▶ [Goal]
Where a line contains the word "Pillar", copy that line in full.

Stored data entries
● ● ● ● ●

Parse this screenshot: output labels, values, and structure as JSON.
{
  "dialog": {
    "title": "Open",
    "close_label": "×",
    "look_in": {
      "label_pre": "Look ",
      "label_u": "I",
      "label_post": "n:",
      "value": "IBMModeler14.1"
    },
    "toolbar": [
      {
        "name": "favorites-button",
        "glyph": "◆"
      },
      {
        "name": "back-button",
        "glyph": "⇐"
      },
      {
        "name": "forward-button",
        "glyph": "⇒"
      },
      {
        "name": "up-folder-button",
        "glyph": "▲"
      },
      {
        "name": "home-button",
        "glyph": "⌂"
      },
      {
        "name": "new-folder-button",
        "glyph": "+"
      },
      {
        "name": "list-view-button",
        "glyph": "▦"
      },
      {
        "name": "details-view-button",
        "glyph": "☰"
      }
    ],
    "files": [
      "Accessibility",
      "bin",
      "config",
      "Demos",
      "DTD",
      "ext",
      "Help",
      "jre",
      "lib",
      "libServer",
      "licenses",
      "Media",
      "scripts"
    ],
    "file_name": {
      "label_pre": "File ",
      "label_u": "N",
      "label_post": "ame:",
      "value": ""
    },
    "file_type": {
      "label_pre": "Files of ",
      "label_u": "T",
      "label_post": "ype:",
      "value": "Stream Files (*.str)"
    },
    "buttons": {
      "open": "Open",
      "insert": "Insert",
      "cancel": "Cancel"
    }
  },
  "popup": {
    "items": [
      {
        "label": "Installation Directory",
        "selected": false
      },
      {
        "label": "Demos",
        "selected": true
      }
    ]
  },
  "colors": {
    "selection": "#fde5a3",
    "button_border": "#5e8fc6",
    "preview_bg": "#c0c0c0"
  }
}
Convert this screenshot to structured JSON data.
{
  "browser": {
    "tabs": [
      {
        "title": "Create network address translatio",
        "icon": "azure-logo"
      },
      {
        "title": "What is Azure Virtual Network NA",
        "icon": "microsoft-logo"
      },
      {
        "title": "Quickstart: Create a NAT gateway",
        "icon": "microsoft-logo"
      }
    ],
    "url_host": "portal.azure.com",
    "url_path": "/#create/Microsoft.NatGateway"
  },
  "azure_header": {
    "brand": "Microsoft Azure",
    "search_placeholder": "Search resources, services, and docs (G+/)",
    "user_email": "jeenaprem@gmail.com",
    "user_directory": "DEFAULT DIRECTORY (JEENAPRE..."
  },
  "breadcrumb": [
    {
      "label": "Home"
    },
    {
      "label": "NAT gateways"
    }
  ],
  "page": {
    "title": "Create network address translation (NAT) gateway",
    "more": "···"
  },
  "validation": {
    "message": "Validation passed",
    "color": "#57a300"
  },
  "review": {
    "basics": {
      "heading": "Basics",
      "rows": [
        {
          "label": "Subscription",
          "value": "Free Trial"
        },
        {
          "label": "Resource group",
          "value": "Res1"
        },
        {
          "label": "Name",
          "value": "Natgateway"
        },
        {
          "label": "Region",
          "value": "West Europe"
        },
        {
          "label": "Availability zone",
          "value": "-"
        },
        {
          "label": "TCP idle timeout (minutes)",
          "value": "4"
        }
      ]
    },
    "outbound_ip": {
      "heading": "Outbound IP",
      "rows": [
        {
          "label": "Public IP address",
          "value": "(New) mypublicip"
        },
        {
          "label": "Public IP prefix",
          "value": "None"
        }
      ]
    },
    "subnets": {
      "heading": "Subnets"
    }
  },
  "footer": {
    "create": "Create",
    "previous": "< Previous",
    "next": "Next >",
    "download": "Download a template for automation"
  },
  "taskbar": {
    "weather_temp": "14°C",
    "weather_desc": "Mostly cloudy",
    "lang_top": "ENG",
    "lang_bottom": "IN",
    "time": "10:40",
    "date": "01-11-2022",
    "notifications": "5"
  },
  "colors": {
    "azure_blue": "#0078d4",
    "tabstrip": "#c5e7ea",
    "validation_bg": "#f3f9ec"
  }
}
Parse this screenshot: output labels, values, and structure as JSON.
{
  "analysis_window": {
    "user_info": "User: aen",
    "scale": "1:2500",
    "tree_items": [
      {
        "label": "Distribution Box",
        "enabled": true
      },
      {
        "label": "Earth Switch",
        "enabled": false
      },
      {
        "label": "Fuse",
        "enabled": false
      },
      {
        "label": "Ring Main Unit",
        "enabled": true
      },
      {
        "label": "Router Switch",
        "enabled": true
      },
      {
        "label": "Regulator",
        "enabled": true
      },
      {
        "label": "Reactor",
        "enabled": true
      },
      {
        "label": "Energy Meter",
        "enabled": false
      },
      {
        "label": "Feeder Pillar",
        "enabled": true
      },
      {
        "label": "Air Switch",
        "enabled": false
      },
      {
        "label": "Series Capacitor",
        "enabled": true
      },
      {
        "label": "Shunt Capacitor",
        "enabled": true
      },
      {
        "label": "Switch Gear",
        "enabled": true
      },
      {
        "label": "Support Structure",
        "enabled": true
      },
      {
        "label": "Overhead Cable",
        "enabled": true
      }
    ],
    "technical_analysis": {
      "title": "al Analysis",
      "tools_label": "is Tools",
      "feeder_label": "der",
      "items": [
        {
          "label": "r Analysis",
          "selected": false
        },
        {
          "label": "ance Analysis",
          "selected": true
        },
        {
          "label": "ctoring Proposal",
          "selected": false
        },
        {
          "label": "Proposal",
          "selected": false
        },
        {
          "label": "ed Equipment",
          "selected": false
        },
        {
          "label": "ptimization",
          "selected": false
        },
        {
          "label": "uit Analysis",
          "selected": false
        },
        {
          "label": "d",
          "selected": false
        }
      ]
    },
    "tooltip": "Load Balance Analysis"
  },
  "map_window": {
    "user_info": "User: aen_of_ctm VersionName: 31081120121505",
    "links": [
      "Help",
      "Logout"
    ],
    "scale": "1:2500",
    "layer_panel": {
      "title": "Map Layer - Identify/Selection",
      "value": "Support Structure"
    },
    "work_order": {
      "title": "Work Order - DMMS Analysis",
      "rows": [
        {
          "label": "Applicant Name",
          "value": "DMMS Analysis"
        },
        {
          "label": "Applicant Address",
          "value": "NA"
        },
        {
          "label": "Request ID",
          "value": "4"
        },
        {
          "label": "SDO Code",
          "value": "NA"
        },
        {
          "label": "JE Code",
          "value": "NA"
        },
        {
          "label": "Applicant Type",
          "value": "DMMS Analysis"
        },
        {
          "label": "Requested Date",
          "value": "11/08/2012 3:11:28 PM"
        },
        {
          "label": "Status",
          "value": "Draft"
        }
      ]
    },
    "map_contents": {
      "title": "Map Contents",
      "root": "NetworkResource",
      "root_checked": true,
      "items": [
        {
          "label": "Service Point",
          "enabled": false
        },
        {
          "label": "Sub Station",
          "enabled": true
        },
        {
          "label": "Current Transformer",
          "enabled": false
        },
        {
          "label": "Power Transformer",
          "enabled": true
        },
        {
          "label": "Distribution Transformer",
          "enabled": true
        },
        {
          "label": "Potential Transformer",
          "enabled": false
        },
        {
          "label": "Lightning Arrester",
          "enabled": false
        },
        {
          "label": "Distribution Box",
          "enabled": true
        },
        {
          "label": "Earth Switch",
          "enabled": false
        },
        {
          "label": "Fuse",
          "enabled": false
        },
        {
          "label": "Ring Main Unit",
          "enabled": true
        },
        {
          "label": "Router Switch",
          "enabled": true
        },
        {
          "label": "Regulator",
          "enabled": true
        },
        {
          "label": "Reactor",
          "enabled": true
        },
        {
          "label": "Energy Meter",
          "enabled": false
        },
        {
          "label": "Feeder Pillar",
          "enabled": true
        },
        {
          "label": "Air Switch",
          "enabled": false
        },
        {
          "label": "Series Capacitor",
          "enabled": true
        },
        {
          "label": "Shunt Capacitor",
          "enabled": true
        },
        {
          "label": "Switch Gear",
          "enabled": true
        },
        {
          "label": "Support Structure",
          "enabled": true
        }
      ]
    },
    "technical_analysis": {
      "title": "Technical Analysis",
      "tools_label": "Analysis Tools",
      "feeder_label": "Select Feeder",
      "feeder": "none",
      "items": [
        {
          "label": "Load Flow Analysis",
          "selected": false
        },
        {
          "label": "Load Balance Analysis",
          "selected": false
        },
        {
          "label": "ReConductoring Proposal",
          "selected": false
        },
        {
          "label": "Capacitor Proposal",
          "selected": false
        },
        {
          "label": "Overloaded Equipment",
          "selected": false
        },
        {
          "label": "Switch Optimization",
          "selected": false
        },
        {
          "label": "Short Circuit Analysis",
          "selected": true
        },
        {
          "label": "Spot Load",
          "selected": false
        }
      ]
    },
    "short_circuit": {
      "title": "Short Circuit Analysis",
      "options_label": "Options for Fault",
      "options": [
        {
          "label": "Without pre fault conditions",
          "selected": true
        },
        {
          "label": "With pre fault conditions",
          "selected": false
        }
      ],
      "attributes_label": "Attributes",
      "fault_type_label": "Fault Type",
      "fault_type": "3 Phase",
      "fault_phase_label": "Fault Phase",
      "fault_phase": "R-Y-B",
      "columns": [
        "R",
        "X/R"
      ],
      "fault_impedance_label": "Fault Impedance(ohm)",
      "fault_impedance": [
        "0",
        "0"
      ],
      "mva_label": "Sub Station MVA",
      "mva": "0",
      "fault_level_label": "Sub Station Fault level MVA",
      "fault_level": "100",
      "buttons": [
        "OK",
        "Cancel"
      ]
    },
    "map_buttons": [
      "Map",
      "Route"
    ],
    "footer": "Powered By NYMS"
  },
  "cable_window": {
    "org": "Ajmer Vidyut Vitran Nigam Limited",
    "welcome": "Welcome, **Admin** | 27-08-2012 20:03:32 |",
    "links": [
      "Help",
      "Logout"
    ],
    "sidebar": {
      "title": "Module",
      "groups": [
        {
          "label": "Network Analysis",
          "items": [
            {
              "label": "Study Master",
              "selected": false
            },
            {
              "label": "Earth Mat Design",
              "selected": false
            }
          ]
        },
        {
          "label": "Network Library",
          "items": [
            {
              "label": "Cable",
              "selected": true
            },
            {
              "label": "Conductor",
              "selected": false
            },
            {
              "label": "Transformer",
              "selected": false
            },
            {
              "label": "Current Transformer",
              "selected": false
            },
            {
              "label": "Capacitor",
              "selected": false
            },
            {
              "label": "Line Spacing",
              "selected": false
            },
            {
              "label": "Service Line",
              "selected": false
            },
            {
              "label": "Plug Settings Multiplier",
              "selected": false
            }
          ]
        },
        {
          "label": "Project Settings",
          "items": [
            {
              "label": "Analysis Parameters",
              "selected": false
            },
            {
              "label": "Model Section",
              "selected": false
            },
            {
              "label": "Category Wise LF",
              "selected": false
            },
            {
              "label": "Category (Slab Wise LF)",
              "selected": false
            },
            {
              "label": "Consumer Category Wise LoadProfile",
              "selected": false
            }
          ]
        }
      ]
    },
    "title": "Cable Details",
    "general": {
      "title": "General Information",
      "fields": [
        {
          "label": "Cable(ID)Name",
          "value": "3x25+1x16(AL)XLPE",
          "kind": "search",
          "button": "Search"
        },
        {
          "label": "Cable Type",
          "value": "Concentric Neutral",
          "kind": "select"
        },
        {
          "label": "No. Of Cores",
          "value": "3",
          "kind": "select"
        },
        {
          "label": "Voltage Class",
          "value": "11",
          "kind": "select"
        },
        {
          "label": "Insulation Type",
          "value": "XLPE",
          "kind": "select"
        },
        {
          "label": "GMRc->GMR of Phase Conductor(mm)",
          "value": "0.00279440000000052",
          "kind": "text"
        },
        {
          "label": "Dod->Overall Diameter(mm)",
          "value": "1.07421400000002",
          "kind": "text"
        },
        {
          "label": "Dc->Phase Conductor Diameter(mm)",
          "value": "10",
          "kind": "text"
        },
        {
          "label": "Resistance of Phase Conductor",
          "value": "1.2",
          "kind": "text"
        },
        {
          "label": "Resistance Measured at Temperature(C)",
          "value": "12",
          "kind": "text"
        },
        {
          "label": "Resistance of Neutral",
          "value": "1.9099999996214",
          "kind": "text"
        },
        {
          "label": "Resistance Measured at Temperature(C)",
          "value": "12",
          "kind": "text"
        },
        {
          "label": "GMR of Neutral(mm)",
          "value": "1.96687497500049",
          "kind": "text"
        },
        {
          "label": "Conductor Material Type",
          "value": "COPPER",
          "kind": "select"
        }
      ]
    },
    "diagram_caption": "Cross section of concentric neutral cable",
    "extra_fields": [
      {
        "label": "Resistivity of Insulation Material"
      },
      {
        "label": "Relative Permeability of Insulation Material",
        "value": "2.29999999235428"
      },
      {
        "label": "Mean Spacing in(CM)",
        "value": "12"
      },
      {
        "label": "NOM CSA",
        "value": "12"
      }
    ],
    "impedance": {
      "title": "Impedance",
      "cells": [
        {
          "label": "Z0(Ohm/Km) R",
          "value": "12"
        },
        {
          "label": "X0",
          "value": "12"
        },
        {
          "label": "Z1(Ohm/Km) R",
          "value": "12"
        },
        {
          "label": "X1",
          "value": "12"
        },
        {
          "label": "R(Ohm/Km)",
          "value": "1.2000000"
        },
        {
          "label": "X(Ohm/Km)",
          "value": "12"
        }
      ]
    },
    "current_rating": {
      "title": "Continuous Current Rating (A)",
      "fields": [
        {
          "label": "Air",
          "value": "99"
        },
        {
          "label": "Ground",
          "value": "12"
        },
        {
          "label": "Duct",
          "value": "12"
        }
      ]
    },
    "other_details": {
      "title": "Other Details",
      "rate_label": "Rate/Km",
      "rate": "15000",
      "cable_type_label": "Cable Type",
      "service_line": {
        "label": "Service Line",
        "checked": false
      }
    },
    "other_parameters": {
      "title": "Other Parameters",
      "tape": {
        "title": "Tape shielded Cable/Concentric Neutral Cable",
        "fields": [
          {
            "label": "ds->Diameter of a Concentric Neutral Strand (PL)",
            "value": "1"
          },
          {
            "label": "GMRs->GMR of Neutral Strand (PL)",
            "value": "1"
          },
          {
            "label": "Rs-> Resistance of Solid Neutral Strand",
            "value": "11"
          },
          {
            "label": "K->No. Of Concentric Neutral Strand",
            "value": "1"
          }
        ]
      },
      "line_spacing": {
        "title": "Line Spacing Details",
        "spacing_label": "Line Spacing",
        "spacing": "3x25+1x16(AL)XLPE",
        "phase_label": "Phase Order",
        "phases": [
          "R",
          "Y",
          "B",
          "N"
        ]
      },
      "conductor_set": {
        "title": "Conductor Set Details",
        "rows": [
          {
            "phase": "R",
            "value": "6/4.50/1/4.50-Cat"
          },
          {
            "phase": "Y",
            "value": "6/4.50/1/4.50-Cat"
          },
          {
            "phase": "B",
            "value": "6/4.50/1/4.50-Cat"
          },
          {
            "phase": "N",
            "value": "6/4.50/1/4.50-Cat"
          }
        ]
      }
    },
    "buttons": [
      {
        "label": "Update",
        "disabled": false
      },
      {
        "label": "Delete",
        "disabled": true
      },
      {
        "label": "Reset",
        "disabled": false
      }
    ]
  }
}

● ● ● ● ●

▶ [Exercise answer]
        "label": "Feeder Pillar",
          "label": "Feeder Pillar",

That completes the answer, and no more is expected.